-------- DATA SUPPLIED

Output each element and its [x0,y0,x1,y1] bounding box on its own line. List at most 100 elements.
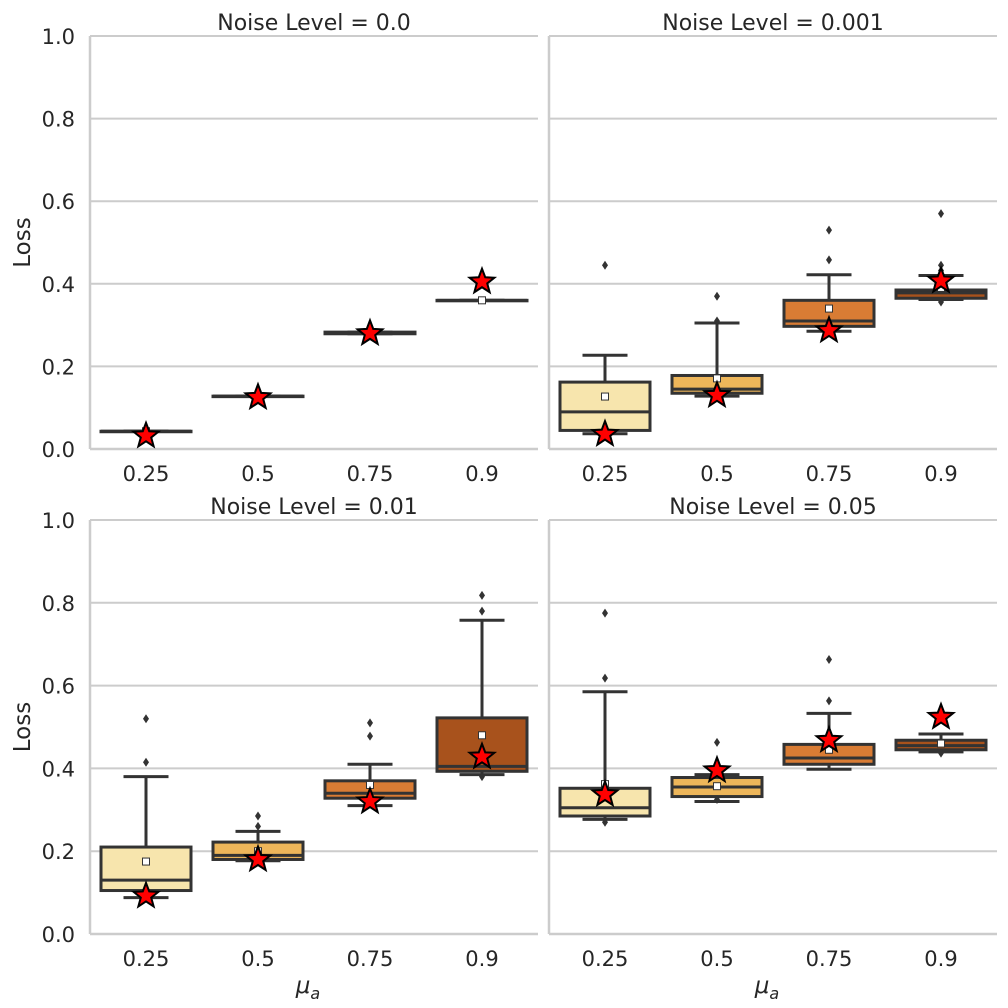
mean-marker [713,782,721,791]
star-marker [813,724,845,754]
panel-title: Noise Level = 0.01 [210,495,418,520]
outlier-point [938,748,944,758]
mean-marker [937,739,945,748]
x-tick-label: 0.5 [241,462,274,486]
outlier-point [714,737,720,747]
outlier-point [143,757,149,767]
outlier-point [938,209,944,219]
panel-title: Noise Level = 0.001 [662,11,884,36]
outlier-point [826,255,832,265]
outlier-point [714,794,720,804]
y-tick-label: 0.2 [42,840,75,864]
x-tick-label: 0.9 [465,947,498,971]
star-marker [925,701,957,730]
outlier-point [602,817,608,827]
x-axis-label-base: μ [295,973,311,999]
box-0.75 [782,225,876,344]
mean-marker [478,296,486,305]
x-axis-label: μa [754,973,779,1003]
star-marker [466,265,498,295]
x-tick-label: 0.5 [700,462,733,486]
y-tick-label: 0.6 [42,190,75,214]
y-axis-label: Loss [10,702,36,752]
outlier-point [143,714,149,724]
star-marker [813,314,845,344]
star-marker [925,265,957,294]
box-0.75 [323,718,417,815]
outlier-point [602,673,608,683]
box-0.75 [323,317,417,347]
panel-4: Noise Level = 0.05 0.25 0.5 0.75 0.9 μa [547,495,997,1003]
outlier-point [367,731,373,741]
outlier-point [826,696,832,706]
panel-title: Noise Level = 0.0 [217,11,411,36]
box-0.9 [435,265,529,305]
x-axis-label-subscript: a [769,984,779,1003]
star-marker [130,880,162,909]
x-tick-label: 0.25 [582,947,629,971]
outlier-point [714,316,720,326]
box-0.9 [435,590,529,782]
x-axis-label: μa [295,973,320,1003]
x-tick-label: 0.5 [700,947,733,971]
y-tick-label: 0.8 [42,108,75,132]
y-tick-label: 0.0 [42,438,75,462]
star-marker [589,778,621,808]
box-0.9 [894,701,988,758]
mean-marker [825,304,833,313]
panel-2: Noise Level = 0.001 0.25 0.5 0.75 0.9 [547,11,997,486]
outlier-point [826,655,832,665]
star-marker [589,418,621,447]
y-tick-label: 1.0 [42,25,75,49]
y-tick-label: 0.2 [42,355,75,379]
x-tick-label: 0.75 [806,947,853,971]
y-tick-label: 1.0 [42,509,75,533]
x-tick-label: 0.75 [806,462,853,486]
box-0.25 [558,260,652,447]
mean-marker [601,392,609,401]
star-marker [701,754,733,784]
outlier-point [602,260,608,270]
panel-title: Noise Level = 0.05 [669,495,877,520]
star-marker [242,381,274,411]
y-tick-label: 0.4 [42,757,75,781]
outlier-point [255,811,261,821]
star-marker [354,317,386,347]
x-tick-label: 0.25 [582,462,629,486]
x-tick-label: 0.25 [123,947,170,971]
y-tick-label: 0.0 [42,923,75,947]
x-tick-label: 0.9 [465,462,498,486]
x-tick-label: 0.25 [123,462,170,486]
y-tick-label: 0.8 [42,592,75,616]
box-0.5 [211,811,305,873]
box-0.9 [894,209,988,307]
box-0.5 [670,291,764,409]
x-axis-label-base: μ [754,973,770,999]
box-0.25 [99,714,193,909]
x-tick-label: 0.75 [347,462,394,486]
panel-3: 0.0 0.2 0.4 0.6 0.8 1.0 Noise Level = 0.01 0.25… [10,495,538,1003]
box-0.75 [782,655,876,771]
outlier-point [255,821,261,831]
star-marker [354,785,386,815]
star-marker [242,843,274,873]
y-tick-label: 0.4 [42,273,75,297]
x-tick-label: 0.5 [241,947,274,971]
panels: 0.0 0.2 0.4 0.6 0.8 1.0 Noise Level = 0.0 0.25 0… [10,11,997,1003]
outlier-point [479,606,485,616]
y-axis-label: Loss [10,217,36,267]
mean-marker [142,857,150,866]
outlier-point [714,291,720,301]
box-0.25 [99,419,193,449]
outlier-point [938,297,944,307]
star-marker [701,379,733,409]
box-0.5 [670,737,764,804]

----------------

**DIRECTIONS FOR THIS TASK**
Copy out the data lines from the one with "mean-marker [713,782,721,791]" to the one with "x-axis-label: μa [754,973,779,1003]", including both of those lines.

**THE SOLUTION**
mean-marker [713,782,721,791]
star-marker [813,724,845,754]
panel-title: Noise Level = 0.01 [210,495,418,520]
outlier-point [938,748,944,758]
mean-marker [937,739,945,748]
x-tick-label: 0.5 [241,462,274,486]
outlier-point [714,737,720,747]
outlier-point [143,757,149,767]
outlier-point [938,209,944,219]
panel-title: Noise Level = 0.001 [662,11,884,36]
outlier-point [826,255,832,265]
outlier-point [714,794,720,804]
y-tick-label: 0.2 [42,840,75,864]
x-tick-label: 0.9 [465,947,498,971]
star-marker [925,701,957,730]
outlier-point [602,817,608,827]
x-axis-label-base: μ [295,973,311,999]
box-0.75 [782,225,876,344]
mean-marker [478,296,486,305]
x-axis-label: μa [754,973,779,1003]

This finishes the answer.